-- Exercise materials --
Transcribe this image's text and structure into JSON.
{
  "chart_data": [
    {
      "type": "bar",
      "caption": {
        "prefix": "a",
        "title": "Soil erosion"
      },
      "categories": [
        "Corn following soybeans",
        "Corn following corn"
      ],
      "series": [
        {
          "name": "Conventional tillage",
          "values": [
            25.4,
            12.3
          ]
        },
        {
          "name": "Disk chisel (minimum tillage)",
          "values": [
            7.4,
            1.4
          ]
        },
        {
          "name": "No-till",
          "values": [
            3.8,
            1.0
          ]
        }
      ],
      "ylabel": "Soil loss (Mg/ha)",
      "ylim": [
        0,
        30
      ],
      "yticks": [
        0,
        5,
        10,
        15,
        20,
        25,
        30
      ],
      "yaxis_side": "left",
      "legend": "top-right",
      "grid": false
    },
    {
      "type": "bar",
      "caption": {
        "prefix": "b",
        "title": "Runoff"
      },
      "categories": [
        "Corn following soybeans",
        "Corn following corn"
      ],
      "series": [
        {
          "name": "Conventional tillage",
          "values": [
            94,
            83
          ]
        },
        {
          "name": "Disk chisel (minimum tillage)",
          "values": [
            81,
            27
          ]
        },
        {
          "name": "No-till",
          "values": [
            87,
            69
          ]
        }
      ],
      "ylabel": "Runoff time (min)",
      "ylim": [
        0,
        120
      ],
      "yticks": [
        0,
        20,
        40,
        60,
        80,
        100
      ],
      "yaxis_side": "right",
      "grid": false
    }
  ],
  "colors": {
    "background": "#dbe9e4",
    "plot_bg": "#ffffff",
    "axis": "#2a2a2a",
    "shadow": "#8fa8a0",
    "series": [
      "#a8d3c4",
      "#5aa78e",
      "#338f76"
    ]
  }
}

-- What is expected --
Transcribe each record exactly. Leave nothing out.

-- The completed task --
Transcribe this image's text and structure into JSON.
{
  "chart_data": [
    {
      "type": "bar",
      "caption": {
        "prefix": "a",
        "title": "Soil erosion"
      },
      "categories": [
        "Corn following soybeans",
        "Corn following corn"
      ],
      "series": [
        {
          "name": "Conventional tillage",
          "values": [
            25.4,
            12.3
          ]
        },
        {
          "name": "Disk chisel (minimum tillage)",
          "values": [
            7.4,
            1.4
          ]
        },
        {
          "name": "No-till",
          "values": [
            3.8,
            1.0
          ]
        }
      ],
      "ylabel": "Soil loss (Mg/ha)",
      "ylim": [
        0,
        30
      ],
      "yticks": [
        0,
        5,
        10,
        15,
        20,
        25,
        30
      ],
      "yaxis_side": "left",
      "legend": "top-right",
      "grid": false
    },
    {
      "type": "bar",
      "caption": {
        "prefix": "b",
        "title": "Runoff"
      },
      "categories": [
        "Corn following soybeans",
        "Corn following corn"
      ],
      "series": [
        {
          "name": "Conventional tillage",
          "values": [
            94,
            83
          ]
        },
        {
          "name": "Disk chisel (minimum tillage)",
          "values": [
            81,
            27
          ]
        },
        {
          "name": "No-till",
          "values": [
            87,
            69
          ]
        }
      ],
      "ylabel": "Runoff time (min)",
      "ylim": [
        0,
        120
      ],
      "yticks": [
        0,
        20,
        40,
        60,
        80,
        100
      ],
      "yaxis_side": "right",
      "grid": false
    }
  ],
  "colors": {
    "background": "#dbe9e4",
    "plot_bg": "#ffffff",
    "axis": "#2a2a2a",
    "shadow": "#8fa8a0",
    "series": [
      "#a8d3c4",
      "#5aa78e",
      "#338f76"
    ]
  }
}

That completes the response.